- **WHAT THE TASK REQUIRES**: Rewrite the part of the comment thread that opens with "it is Proton-M, not" and closes with "James Webb launch.", changing "James Webb" to "Hubble".

- **READING PASSAGE**:
++++++++


      There are no SRB-s on rocket, Proton-M is liquid fuel rocket

    • Martin_Silenus July 2, 2013, 1:08 PM

      “No manual or auto-destruct, or failure?”

      According to http://www.russianspaceweb.com, “… the first stage engines is blocked during the first 42 seconds of the flight to ensure that the rocket clears the launch complex… “

      • Joel Raupe July 2, 2013, 3:26 PM

        Thanks. I should have expected Zak to be on top of the story.

  • TechnoBlog5 July 2, 2013, 3:53 AM

    there are another 20 satelites already in space?

  • StockportJambo July 2, 2013, 9:08 AM

    Thankfully, no Kerbals were killed.

    • ethanol July 2, 2013, 2:19 PM

      They should really add fins. It’s always worked for me when my rockets have flipped just after launch.

      • The Latinist July 2, 2013, 11:57 PM

        I am assuming that your rockets do not have thrust vectoring.

  • Vedran Vrhovac July 2, 2013, 9:48 AM

    it is Proton-M, not Progress-M rocket

    • Jason Major July 2, 2013, 1:55 PM

      Yes it is, thanks. Fixed.

  • Kevin Frushour July 2, 2013, 10:20 AM

    It’s stuff like this which is why I’m already worrying about the James Webb launch.

  • Mike Petersen July 2, 2013, 7:15 AM

    And no gerbils, either.

++++++++

[Page layout parsing data]

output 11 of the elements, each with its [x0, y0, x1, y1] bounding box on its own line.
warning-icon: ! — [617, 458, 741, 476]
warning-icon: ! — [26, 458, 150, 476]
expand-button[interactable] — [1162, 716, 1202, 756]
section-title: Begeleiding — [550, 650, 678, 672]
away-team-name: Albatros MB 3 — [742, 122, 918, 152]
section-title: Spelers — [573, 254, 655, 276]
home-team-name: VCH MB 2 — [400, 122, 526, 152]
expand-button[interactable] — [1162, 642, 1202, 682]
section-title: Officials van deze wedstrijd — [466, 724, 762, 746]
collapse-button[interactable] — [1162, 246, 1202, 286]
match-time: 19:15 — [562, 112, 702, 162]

++++++++

- **WRITTEN RESPONSE**:
it is Proton-M, not Progress-M rocket

    • Jason Major July 2, 2013, 1:55 PM

      Yes it is, thanks. Fixed.

  • Kevin Frushour July 2, 2013, 10:20 AM

    It’s stuff like this which is why I’m already worrying about the Hubble launch.